— START GIVEN DATA —

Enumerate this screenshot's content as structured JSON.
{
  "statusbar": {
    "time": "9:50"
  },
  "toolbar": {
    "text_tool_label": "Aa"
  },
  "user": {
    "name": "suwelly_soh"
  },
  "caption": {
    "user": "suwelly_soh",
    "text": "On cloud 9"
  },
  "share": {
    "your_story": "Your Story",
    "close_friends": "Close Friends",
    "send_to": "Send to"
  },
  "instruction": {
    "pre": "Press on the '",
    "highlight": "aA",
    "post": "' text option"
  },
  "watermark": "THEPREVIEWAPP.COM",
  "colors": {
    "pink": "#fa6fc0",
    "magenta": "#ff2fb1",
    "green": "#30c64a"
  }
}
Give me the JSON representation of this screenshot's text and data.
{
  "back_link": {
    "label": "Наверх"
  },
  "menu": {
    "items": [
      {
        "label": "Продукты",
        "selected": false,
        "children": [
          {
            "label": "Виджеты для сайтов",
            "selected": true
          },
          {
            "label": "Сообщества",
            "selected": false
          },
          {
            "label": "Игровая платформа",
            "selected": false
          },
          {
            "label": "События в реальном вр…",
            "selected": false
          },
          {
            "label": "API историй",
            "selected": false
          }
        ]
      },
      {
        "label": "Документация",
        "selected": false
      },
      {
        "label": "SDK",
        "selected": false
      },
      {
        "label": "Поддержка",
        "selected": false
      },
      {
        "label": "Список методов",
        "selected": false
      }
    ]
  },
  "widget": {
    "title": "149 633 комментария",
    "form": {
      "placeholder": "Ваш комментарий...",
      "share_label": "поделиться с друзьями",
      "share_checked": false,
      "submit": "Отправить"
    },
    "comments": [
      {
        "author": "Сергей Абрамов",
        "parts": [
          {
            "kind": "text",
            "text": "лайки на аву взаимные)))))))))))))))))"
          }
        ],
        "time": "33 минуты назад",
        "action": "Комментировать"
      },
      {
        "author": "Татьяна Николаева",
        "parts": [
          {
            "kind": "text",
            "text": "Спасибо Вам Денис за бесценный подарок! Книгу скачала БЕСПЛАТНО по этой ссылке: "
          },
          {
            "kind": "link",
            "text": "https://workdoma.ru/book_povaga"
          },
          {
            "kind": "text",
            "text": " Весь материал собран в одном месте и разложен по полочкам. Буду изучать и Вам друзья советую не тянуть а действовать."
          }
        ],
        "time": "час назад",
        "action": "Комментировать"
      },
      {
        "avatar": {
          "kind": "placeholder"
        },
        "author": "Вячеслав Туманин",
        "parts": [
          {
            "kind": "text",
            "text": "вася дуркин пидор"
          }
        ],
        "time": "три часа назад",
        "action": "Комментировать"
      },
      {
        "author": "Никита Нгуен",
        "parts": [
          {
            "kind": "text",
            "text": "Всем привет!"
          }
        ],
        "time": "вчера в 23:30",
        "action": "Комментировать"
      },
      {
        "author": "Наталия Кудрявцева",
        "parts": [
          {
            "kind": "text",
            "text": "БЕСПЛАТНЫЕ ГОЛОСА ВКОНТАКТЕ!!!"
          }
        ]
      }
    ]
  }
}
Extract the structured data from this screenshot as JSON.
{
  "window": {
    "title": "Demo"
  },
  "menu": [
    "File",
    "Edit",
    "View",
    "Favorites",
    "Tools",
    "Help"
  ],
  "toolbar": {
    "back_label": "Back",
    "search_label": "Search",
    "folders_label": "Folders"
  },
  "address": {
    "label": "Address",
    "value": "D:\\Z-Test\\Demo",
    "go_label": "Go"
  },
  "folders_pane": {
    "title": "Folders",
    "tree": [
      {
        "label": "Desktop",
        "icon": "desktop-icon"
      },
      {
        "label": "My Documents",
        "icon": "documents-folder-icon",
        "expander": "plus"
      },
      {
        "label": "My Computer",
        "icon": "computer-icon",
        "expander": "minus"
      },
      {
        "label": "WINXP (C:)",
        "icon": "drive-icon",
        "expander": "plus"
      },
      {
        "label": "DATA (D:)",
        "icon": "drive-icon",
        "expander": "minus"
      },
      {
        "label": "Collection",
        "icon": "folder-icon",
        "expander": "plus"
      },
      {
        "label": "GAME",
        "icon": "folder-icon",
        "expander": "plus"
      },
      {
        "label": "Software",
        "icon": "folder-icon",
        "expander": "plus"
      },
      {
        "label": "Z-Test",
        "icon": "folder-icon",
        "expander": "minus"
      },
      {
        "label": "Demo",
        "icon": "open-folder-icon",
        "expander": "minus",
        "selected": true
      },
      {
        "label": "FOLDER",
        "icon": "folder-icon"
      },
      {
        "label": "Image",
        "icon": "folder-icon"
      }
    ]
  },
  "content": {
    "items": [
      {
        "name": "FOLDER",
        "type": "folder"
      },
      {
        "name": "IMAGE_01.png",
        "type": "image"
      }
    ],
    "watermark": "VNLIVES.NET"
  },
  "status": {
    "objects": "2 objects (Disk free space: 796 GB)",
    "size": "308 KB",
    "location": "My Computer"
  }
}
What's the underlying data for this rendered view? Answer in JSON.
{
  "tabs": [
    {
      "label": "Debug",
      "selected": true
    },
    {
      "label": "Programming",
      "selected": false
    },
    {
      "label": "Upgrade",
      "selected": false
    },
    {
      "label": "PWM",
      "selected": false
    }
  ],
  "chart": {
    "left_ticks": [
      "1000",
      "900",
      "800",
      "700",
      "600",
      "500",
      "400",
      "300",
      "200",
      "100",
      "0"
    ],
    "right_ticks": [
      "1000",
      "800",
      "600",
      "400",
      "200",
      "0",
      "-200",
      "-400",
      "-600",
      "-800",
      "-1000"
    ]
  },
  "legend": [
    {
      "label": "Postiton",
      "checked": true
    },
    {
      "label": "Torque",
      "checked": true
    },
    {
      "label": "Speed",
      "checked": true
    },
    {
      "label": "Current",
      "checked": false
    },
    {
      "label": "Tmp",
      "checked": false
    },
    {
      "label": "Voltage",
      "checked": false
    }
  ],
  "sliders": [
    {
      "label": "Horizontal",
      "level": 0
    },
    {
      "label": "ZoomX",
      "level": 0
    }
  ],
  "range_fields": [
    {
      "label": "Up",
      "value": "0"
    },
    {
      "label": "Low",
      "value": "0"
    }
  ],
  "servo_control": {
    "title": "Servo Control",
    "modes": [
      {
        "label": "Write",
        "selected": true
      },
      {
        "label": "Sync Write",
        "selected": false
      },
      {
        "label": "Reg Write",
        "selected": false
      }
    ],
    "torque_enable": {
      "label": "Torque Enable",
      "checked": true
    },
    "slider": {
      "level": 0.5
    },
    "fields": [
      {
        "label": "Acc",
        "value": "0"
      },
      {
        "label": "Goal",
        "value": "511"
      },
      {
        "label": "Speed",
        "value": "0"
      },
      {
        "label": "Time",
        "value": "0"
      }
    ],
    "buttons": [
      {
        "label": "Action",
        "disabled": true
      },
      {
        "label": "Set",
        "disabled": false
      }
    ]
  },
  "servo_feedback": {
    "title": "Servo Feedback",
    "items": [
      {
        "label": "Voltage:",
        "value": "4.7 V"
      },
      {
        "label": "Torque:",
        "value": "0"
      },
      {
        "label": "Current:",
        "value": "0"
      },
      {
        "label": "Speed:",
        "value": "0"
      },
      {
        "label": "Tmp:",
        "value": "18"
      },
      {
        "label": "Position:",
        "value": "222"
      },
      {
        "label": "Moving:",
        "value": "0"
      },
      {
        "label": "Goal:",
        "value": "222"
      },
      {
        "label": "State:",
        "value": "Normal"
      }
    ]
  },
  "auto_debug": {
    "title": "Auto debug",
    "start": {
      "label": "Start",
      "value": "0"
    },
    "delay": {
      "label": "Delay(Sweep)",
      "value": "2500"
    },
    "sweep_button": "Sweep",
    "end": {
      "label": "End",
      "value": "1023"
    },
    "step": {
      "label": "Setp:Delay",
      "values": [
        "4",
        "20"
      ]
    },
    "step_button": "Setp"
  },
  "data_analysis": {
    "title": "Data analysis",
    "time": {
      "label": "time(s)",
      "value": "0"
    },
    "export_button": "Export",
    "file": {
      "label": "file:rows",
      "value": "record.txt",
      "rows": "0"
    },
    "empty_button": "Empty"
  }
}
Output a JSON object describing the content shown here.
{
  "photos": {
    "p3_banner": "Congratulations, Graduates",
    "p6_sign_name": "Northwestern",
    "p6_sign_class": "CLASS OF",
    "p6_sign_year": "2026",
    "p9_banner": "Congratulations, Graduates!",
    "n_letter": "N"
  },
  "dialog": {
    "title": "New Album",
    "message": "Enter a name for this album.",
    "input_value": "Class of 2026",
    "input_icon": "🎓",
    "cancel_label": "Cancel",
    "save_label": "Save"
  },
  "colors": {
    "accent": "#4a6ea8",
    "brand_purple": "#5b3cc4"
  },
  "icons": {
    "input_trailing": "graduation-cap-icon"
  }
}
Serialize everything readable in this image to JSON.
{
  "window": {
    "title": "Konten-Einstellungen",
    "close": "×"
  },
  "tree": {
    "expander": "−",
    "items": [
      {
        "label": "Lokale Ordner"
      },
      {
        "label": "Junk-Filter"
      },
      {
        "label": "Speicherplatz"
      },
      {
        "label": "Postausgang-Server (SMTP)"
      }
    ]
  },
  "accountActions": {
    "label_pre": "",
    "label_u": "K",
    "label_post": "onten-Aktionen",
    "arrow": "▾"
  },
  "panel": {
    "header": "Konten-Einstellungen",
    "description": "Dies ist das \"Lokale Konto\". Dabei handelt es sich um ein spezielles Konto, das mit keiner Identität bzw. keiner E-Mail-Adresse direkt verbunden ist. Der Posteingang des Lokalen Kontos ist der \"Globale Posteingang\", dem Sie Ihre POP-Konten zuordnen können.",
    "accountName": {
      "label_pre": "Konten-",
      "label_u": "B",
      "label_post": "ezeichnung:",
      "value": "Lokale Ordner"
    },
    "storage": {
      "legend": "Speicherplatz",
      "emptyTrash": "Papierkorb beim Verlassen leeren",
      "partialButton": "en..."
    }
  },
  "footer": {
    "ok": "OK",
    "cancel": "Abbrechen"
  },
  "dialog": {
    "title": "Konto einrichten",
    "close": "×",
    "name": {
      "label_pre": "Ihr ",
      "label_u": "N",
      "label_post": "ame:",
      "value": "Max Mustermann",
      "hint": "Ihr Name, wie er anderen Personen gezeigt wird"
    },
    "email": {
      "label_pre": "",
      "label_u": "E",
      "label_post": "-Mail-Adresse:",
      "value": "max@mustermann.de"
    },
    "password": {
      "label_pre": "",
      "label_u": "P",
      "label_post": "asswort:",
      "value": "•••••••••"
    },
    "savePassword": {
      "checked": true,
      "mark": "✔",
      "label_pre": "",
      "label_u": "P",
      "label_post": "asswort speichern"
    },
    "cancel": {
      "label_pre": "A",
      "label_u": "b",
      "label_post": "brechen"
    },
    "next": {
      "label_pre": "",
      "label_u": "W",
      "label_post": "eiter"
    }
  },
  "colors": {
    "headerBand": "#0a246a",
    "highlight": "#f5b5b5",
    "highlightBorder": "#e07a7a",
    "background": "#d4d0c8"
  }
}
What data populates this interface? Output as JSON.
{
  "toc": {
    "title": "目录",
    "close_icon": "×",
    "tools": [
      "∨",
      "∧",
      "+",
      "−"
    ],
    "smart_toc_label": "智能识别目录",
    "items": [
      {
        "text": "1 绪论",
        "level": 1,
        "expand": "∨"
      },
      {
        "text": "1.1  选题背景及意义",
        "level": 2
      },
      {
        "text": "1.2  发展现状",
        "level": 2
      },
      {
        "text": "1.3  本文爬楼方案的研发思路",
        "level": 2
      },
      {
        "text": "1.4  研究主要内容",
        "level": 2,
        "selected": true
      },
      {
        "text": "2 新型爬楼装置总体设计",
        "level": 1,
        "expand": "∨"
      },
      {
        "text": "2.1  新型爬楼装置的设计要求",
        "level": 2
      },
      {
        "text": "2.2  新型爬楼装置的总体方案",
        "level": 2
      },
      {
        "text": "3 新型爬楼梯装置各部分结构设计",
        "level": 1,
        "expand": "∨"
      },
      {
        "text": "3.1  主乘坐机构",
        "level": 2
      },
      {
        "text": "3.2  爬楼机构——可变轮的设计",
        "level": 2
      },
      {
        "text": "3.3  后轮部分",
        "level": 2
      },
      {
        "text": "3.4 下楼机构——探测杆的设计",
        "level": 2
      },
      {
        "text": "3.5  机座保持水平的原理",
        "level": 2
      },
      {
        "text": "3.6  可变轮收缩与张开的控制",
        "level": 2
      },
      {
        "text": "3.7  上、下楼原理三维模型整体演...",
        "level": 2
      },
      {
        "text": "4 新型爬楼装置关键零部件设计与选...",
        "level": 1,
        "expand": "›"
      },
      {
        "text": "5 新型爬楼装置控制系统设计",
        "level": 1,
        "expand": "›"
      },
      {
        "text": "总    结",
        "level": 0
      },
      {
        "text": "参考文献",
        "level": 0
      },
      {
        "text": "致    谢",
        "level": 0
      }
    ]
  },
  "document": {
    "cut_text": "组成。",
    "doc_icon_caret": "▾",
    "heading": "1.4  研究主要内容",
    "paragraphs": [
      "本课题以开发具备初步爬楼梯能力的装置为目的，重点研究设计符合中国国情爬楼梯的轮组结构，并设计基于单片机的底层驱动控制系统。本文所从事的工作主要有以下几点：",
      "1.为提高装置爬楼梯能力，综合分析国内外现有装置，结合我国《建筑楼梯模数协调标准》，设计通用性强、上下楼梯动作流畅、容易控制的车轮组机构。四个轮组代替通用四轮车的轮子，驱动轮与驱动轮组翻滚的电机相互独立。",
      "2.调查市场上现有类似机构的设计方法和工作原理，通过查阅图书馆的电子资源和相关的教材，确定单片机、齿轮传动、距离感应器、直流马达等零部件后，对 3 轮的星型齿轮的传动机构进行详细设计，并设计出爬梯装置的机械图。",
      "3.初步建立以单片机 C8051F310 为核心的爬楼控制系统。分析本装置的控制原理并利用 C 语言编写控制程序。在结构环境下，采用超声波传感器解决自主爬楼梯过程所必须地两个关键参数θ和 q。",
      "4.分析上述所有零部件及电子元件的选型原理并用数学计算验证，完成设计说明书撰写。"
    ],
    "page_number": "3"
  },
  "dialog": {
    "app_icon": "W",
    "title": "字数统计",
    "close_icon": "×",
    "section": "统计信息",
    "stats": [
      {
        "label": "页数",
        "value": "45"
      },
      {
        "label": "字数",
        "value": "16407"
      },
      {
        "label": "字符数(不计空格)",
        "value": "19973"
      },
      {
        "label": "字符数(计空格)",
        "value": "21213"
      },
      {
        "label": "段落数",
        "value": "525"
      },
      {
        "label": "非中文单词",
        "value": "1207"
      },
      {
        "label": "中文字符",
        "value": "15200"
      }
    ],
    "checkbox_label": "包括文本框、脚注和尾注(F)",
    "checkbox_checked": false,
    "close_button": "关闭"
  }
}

— END GIVEN DATA —

(TASK REQUIREMENTS) Looking at the records above, tally the lines holding "What" and reply with that number only.

(WRITTEN REPLY) 2